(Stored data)
-*-*-

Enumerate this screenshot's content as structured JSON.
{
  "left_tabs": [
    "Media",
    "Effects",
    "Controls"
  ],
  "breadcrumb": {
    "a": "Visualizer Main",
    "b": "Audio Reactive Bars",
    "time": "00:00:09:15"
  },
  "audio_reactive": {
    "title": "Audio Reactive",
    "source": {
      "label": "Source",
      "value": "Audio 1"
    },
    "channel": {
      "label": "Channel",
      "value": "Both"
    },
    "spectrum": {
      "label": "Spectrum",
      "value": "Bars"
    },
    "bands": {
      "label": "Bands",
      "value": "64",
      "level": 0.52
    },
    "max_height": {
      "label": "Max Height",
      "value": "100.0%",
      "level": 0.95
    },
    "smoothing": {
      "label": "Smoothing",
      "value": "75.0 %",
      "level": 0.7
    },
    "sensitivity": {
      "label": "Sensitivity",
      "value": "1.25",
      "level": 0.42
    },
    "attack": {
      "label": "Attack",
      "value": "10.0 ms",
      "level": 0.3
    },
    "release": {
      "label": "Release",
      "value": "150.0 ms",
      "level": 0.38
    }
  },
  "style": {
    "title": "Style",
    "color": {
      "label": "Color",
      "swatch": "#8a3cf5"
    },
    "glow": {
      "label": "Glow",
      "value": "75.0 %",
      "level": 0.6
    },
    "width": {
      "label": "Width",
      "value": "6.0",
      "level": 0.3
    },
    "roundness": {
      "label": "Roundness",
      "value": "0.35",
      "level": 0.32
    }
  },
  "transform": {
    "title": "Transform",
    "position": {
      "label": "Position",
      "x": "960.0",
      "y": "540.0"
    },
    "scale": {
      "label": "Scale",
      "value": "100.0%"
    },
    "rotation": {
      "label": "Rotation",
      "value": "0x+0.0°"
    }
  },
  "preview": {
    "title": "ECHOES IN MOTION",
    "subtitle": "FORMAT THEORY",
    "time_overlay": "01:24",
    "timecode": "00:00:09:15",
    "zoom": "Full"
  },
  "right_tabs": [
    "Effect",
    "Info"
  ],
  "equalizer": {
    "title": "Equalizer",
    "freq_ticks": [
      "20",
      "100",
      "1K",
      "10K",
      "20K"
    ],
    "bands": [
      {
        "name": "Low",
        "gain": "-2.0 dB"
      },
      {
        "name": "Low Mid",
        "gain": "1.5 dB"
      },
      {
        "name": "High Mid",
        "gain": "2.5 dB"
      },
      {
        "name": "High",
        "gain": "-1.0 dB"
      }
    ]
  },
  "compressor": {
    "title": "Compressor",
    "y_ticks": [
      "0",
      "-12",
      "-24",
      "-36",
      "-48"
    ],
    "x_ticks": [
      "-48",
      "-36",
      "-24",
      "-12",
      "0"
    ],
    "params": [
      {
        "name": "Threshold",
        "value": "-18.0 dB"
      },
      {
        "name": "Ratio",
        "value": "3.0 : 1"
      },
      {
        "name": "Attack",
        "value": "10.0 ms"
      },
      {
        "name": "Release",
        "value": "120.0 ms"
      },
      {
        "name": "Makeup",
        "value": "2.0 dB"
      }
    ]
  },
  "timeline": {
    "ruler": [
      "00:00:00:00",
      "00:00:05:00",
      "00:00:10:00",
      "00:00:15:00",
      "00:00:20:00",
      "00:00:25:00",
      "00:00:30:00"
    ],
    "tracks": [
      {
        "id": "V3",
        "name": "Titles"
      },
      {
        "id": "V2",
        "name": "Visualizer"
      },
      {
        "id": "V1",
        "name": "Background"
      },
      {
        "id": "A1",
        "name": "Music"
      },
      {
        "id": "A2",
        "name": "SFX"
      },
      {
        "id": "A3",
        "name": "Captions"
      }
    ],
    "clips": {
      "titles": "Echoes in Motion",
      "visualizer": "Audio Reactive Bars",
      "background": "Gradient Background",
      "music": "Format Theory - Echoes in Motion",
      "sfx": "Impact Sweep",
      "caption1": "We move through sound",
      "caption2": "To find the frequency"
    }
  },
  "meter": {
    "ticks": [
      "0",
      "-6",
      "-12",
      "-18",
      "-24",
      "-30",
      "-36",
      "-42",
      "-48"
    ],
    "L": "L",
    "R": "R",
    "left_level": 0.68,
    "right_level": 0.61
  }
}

-*-*-

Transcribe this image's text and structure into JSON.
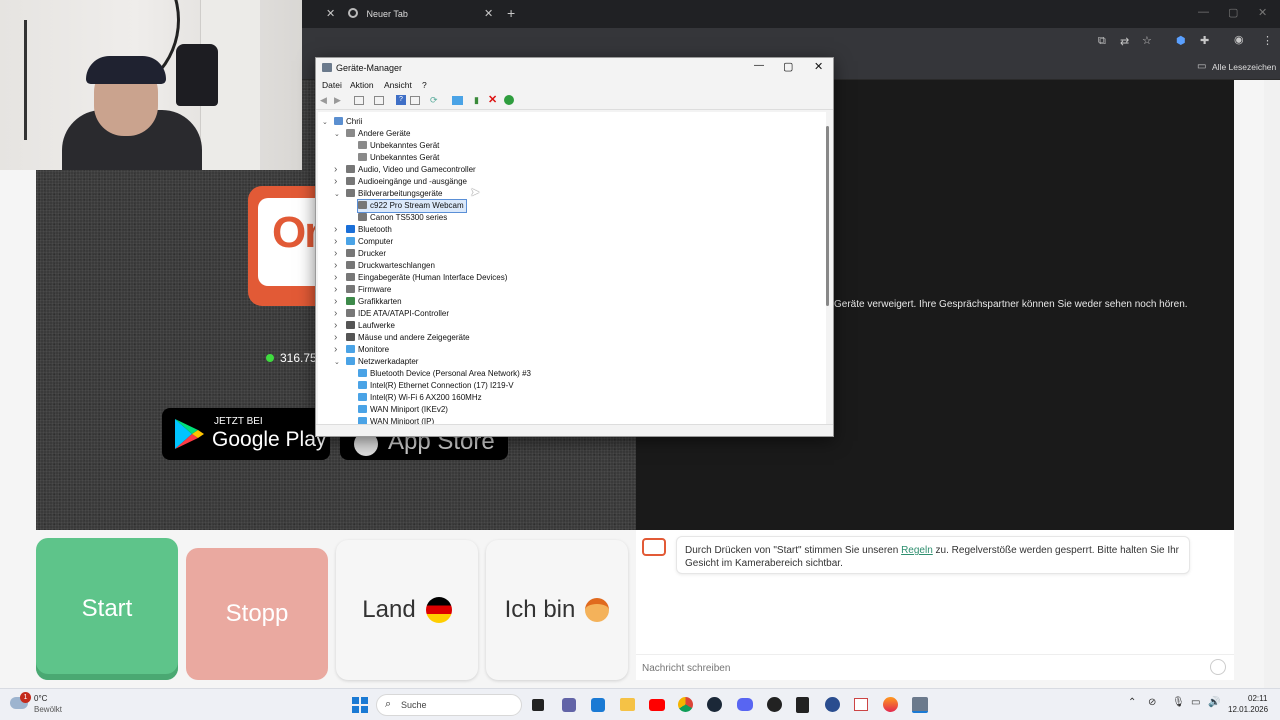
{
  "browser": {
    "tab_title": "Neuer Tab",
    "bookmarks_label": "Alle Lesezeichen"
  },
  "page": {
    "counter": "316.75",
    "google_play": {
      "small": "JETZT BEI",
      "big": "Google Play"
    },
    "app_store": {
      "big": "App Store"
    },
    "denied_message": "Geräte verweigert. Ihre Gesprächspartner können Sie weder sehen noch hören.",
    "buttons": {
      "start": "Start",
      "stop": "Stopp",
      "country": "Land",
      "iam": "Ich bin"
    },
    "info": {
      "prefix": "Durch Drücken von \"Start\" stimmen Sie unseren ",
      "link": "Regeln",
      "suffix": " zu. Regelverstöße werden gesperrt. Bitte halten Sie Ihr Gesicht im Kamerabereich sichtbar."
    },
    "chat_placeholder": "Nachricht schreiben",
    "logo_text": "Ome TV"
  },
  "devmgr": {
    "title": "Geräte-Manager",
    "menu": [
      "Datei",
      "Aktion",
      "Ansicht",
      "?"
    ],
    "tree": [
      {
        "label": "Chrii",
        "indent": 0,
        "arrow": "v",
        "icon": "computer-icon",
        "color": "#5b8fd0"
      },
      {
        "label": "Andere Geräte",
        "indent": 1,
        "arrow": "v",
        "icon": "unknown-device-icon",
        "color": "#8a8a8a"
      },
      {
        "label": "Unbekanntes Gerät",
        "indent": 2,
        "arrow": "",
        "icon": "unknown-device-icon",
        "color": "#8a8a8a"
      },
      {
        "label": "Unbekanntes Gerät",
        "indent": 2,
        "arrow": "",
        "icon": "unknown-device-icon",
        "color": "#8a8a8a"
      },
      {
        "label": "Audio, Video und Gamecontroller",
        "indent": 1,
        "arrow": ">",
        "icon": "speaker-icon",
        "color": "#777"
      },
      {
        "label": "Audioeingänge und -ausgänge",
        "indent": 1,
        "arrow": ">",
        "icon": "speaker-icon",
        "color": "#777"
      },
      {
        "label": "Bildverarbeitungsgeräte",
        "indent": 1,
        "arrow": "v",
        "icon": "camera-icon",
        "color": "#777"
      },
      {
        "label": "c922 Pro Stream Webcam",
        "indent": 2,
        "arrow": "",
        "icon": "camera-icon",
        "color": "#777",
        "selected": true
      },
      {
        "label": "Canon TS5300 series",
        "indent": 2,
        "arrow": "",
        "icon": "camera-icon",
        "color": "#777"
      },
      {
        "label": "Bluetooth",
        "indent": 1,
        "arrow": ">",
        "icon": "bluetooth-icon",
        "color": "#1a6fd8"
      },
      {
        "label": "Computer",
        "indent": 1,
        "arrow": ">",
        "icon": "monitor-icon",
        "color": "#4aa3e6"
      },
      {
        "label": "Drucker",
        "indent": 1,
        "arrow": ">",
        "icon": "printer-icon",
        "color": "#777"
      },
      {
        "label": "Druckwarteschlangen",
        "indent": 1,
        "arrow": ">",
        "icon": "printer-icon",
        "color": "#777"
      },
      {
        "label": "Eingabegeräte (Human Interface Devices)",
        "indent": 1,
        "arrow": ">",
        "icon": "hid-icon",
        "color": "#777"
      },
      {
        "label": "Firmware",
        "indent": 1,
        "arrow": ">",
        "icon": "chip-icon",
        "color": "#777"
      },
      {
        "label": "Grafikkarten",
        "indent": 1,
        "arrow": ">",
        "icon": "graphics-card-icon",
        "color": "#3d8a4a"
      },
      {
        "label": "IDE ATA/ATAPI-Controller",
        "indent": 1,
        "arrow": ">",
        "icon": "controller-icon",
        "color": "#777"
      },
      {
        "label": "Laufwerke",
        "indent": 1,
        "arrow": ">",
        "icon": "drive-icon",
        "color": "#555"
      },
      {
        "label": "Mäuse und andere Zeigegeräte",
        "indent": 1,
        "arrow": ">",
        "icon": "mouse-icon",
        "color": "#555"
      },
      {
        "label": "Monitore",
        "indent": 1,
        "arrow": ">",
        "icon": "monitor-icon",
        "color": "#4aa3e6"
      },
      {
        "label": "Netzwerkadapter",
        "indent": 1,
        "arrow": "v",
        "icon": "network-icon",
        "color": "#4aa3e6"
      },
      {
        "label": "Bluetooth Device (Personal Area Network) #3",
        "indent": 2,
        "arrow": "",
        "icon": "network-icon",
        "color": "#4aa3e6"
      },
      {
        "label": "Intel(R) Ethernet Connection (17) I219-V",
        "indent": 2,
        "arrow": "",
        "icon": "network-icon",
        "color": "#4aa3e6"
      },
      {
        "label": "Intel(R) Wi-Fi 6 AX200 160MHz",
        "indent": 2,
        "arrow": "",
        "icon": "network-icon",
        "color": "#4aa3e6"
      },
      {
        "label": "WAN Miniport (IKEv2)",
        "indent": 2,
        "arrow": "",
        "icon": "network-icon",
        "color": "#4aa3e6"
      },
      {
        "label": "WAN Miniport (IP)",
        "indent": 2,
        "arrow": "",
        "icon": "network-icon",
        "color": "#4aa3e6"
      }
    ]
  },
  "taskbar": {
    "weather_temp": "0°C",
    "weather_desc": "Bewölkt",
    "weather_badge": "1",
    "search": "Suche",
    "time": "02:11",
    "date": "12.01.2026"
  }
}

-*-*-

## SHORT TASK
Copy every single line of the material above that holds "Intel".

## RESULT FOR THIS EXERCISE
        "label": "Intel(R) Ethernet Connection (17) I219-V",
        "label": "Intel(R) Wi-Fi 6 AX200 160MHz",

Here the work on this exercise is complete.